__Source extract__.
========================================
SECURED PROMISSORY NOTE


ISSUE AMOUNT                                           U.S. $255,000
FACE AMOUNT                                            U.S. $306,000
INTEREST RATE                                          20% per year
ISSUANCE DATE                                          February 23, 2006


        FOR VALUE RECEIVED, Vital Products, Inc, a Delaware corporation
(the "Company"), hereby promises to pay On the Go Healthcare, Inc., a Delaware
corporation, (the "Holder") the Face Amount, subject to further adjustment as
described below, in such amounts, at such times and on such terms and
conditions as are specified herein (this "Note").

Article 1       Maturity

The full amount of this Note is payable one year from the date that the
Securities and Exchange Commission declares a registration statement filed
by the Company effective (the "Maturity Date").

Notwithstanding any provision to the contrary in this Note, the Company may
pay in full to the Holder the Face Amount, or any balance remaining thereof,
in readily available funds at any time and from time to time without penalty
("Prepayment").

Article 2        Interest

The outstanding Face Value of the Note shall increase by 20% on July 3, 2006.
The outstanding Face Value of the Note shall increase by another 20% on
July 3, 2007 and again on each one year anniversary of July 3, 2007 until
the Note has been paid in full.

Article 3        Collateral

The Holder may elect to secure a portion of the Company's assets not to exceed
200% of the Face Amount of the Note, including, but not limited to: accounts
receivable, cash, marketable securities, equipment, building, land or
inventory (the "Collateral").
========================================
__Data rows__.
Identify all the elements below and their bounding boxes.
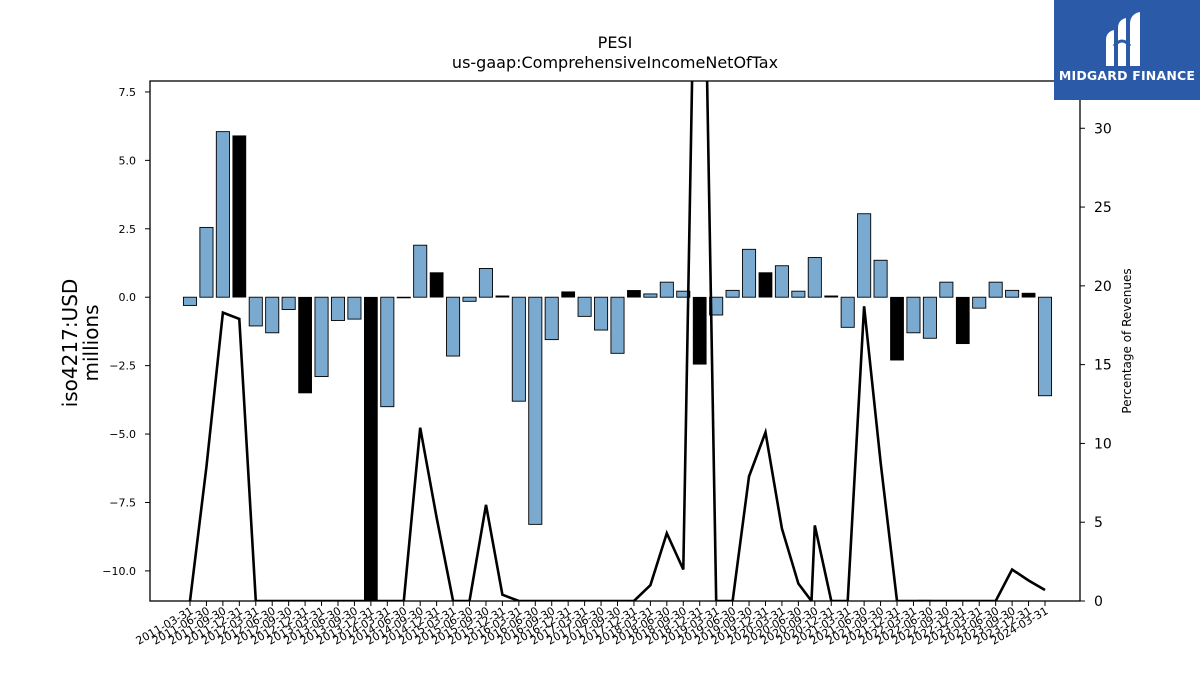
bar-2015-03-31: [446, 296, 461, 357]
chart-subtitle: us-gaap:ComprehensiveIncomeNetOfTax: [452, 53, 778, 72]
bar-2018-06-30: [659, 281, 674, 298]
y-tick-label: 7.5: [119, 86, 137, 99]
bar-2012-09-30: [281, 296, 296, 310]
bar-2011-09-30: [215, 131, 230, 298]
bar-2017-03-31: [577, 296, 592, 317]
bar-2014-03-31: [380, 296, 395, 408]
bar-2013-06-30: [330, 296, 345, 321]
bar-2014-12-31: [429, 272, 444, 298]
y2-tick-label: 0: [1094, 594, 1103, 610]
bar-2022-03-31: [906, 296, 921, 334]
bar-2017-09-30: [610, 296, 625, 354]
bar-2011-03-31: [182, 296, 198, 306]
logo-mark-icon: [1106, 12, 1140, 66]
bar-2021-12-31: [890, 296, 904, 361]
bar-2023-06-30: [988, 281, 1003, 298]
y-tick-label: −2.5: [109, 360, 136, 373]
bar-2023-12-31: [1021, 292, 1036, 298]
bar-2023-03-31: [972, 296, 987, 309]
bar-2017-06-30: [594, 296, 609, 331]
brand-name: MIDGARD FINANCE: [1058, 68, 1196, 83]
x-axis: 2011-03-312011-06-302011-09-302011-12-31…: [134, 601, 1051, 648]
bar-2014-06-30: [396, 296, 411, 299]
svg-text:Percentage of Revenues: Percentage of Revenues: [1120, 268, 1134, 413]
bar-2015-12-31: [495, 295, 510, 298]
bar-2012-12-31: [298, 296, 312, 394]
bar-2020-03-31: [774, 265, 789, 298]
bar-2020-06-30: [791, 290, 806, 298]
y2-tick-label: 10: [1094, 436, 1112, 452]
y2-tick-label: 15: [1094, 358, 1112, 374]
line-group: [188, 81, 1046, 601]
y2-tick-label: 20: [1094, 279, 1112, 295]
bar-2015-09-30: [478, 268, 493, 298]
bar-2019-06-30: [725, 289, 740, 298]
y-tick-label: 0.0: [119, 291, 137, 304]
bar-2016-12-31: [561, 291, 576, 298]
y2-tick-label: 25: [1094, 200, 1112, 216]
bar-2013-12-31: [363, 296, 378, 602]
y-tick-label: −7.5: [109, 496, 136, 509]
bar-2012-03-31: [248, 296, 263, 327]
line-segment-1: [333, 81, 813, 601]
bar-2013-03-31: [314, 296, 329, 378]
bar-2019-12-31: [758, 272, 773, 298]
chart-title: PESI: [598, 33, 633, 52]
bar-2012-06-30: [265, 296, 280, 334]
svg-text:iso4217:USDmillions: iso4217:USDmillions: [58, 279, 103, 408]
y-tick-label: 5.0: [119, 154, 137, 167]
line-segment-2: [810, 306, 917, 601]
y-tick-label: −10.0: [102, 565, 136, 578]
bar-2020-12-31: [824, 295, 839, 298]
bars-group: [182, 131, 1053, 602]
bar-2023-09-30: [1005, 289, 1020, 298]
y2-axis-label: Percentage of Revenues: [1120, 268, 1134, 413]
y-axis-left: 7.5 5.0 2.5 0.0 −2.5 −5.0 −7.5 −10.0: [102, 86, 150, 578]
brand-logo: MIDGARD FINANCE: [1054, 0, 1200, 100]
bar-2016-03-31: [511, 296, 526, 402]
bar-2016-09-30: [544, 296, 559, 341]
bar-2022-09-30: [939, 281, 954, 298]
bar-2022-12-31: [955, 296, 970, 345]
y2-tick-label: 30: [1094, 121, 1112, 137]
bar-2019-03-31: [709, 296, 724, 316]
bar-2022-06-30: [922, 296, 937, 339]
y-axis-right: 0 5 10 15 20 25 30: [1080, 121, 1112, 610]
plot-frame: [149, 80, 1081, 602]
bar-2016-06-30: [528, 296, 543, 525]
y-axis-label: iso4217:USDmillions: [58, 279, 103, 408]
bar-2021-06-30: [857, 213, 872, 298]
bar-2013-09-30: [347, 296, 362, 320]
bar-2014-09-30: [413, 244, 428, 298]
bar-2015-06-30: [462, 296, 477, 302]
y2-tick-label: 5: [1094, 515, 1103, 531]
bar-2021-03-31: [840, 296, 855, 328]
bar-2011-12-31: [232, 135, 247, 298]
y-tick-label: −5.0: [109, 428, 136, 441]
bar-2018-09-30: [676, 290, 691, 298]
bar-2020-09-30: [807, 257, 822, 298]
y-tick-label: 2.5: [119, 223, 137, 236]
bar-2018-12-31: [692, 296, 707, 365]
bar-2011-06-30: [199, 226, 214, 298]
bar-2018-03-31: [643, 293, 658, 298]
bar-2024-03-31: [1037, 296, 1053, 397]
line-segment-4: [931, 567, 1046, 601]
bar-2021-09-30: [873, 259, 888, 298]
line-segment-0: [188, 310, 333, 601]
bar-2017-12-31: [627, 290, 641, 298]
bar-2019-09-30: [742, 248, 757, 298]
========================================
__Directions__.
1 - Write out the stretch of the promissory note from "Notwithstanding any provision" through "July 3, 2006.", swapping "without penalty" for "with no fee".
2 - What issuance date does the promissory note list?
The material has no connection to the promissory note.

__Task-by-task answers__.
1 -
Notwithstanding any provision to the contrary in this Note, the Company may
pay in full to the Holder the Face Amount, or any balance remaining thereof,
in readily available funds at any time and from time to time with no fee
("Prepayment").

Article 2        Interest

The outstanding Face Value of the Note shall increase by 20% on July 3, 2006.

2 - February 23, 2006